• [Excerpted data]
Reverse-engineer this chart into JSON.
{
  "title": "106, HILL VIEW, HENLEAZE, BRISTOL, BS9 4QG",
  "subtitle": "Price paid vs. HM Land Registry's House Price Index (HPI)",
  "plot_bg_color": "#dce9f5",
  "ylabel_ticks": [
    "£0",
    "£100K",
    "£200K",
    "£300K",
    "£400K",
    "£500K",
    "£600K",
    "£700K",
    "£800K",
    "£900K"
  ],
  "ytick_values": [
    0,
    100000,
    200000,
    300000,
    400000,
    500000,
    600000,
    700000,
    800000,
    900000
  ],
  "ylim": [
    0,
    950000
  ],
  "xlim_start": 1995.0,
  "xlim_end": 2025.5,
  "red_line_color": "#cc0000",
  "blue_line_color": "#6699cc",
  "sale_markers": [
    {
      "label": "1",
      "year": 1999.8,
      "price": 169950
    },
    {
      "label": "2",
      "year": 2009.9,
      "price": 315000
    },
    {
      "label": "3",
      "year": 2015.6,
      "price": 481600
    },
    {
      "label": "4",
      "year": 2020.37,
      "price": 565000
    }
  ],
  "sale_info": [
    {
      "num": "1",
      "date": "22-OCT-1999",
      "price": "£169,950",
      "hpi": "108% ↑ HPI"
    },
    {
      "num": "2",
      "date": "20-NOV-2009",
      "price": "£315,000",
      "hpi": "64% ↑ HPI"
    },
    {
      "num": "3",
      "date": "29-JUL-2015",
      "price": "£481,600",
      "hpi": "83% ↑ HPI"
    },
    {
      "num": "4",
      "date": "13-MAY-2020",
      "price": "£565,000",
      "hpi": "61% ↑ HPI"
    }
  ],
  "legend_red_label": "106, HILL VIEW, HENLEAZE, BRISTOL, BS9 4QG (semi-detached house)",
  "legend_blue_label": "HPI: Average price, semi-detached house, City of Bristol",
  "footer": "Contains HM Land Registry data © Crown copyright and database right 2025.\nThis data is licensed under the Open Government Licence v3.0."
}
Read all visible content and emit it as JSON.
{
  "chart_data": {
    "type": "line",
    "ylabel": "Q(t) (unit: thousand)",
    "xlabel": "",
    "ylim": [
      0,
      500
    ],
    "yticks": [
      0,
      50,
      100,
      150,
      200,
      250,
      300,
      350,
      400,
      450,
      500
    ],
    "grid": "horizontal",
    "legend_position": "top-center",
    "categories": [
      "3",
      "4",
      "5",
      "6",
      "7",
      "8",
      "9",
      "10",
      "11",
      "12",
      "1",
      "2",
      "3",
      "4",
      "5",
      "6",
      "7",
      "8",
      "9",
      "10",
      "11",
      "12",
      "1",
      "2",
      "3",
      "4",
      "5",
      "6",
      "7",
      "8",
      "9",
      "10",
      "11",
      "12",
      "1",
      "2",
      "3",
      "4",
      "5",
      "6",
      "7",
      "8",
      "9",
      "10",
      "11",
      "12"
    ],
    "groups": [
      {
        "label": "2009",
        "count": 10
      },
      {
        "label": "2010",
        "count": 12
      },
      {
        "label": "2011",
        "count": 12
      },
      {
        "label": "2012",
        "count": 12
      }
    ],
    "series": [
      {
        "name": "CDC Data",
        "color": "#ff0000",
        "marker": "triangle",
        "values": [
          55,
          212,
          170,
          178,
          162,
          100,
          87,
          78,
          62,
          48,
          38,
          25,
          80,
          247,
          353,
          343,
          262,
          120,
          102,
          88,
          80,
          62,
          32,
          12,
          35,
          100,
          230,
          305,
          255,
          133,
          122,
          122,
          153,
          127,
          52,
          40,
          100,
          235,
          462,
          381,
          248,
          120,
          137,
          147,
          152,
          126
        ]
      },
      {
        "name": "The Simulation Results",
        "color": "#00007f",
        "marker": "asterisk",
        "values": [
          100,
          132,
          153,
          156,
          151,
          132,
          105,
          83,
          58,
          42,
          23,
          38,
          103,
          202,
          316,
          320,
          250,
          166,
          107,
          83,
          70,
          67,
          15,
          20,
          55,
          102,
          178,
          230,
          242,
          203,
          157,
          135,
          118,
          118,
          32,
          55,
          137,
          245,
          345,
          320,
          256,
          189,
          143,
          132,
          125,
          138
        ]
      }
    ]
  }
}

• [Stated problem]
Without leaving anything out, give the entries again exactly.

• [Solution to this exercise]
Reverse-engineer this chart into JSON.
{
  "title": "106, HILL VIEW, HENLEAZE, BRISTOL, BS9 4QG",
  "subtitle": "Price paid vs. HM Land Registry's House Price Index (HPI)",
  "plot_bg_color": "#dce9f5",
  "ylabel_ticks": [
    "£0",
    "£100K",
    "£200K",
    "£300K",
    "£400K",
    "£500K",
    "£600K",
    "£700K",
    "£800K",
    "£900K"
  ],
  "ytick_values": [
    0,
    100000,
    200000,
    300000,
    400000,
    500000,
    600000,
    700000,
    800000,
    900000
  ],
  "ylim": [
    0,
    950000
  ],
  "xlim_start": 1995.0,
  "xlim_end": 2025.5,
  "red_line_color": "#cc0000",
  "blue_line_color": "#6699cc",
  "sale_markers": [
    {
      "label": "1",
      "year": 1999.8,
      "price": 169950
    },
    {
      "label": "2",
      "year": 2009.9,
      "price": 315000
    },
    {
      "label": "3",
      "year": 2015.6,
      "price": 481600
    },
    {
      "label": "4",
      "year": 2020.37,
      "price": 565000
    }
  ],
  "sale_info": [
    {
      "num": "1",
      "date": "22-OCT-1999",
      "price": "£169,950",
      "hpi": "108% ↑ HPI"
    },
    {
      "num": "2",
      "date": "20-NOV-2009",
      "price": "£315,000",
      "hpi": "64% ↑ HPI"
    },
    {
      "num": "3",
      "date": "29-JUL-2015",
      "price": "£481,600",
      "hpi": "83% ↑ HPI"
    },
    {
      "num": "4",
      "date": "13-MAY-2020",
      "price": "£565,000",
      "hpi": "61% ↑ HPI"
    }
  ],
  "legend_red_label": "106, HILL VIEW, HENLEAZE, BRISTOL, BS9 4QG (semi-detached house)",
  "legend_blue_label": "HPI: Average price, semi-detached house, City of Bristol",
  "footer": "Contains HM Land Registry data © Crown copyright and database right 2025.\nThis data is licensed under the Open Government Licence v3.0."
}
Read all visible content and emit it as JSON.
{
  "chart_data": {
    "type": "line",
    "ylabel": "Q(t) (unit: thousand)",
    "xlabel": "",
    "ylim": [
      0,
      500
    ],
    "yticks": [
      0,
      50,
      100,
      150,
      200,
      250,
      300,
      350,
      400,
      450,
      500
    ],
    "grid": "horizontal",
    "legend_position": "top-center",
    "categories": [
      "3",
      "4",
      "5",
      "6",
      "7",
      "8",
      "9",
      "10",
      "11",
      "12",
      "1",
      "2",
      "3",
      "4",
      "5",
      "6",
      "7",
      "8",
      "9",
      "10",
      "11",
      "12",
      "1",
      "2",
      "3",
      "4",
      "5",
      "6",
      "7",
      "8",
      "9",
      "10",
      "11",
      "12",
      "1",
      "2",
      "3",
      "4",
      "5",
      "6",
      "7",
      "8",
      "9",
      "10",
      "11",
      "12"
    ],
    "groups": [
      {
        "label": "2009",
        "count": 10
      },
      {
        "label": "2010",
        "count": 12
      },
      {
        "label": "2011",
        "count": 12
      },
      {
        "label": "2012",
        "count": 12
      }
    ],
    "series": [
      {
        "name": "CDC Data",
        "color": "#ff0000",
        "marker": "triangle",
        "values": [
          55,
          212,
          170,
          178,
          162,
          100,
          87,
          78,
          62,
          48,
          38,
          25,
          80,
          247,
          353,
          343,
          262,
          120,
          102,
          88,
          80,
          62,
          32,
          12,
          35,
          100,
          230,
          305,
          255,
          133,
          122,
          122,
          153,
          127,
          52,
          40,
          100,
          235,
          462,
          381,
          248,
          120,
          137,
          147,
          152,
          126
        ]
      },
      {
        "name": "The Simulation Results",
        "color": "#00007f",
        "marker": "asterisk",
        "values": [
          100,
          132,
          153,
          156,
          151,
          132,
          105,
          83,
          58,
          42,
          23,
          38,
          103,
          202,
          316,
          320,
          250,
          166,
          107,
          83,
          70,
          67,
          15,
          20,
          55,
          102,
          178,
          230,
          242,
          203,
          157,
          135,
          118,
          118,
          32,
          55,
          137,
          245,
          345,
          320,
          256,
          189,
          143,
          132,
          125,
          138
        ]
      }
    ]
  }
}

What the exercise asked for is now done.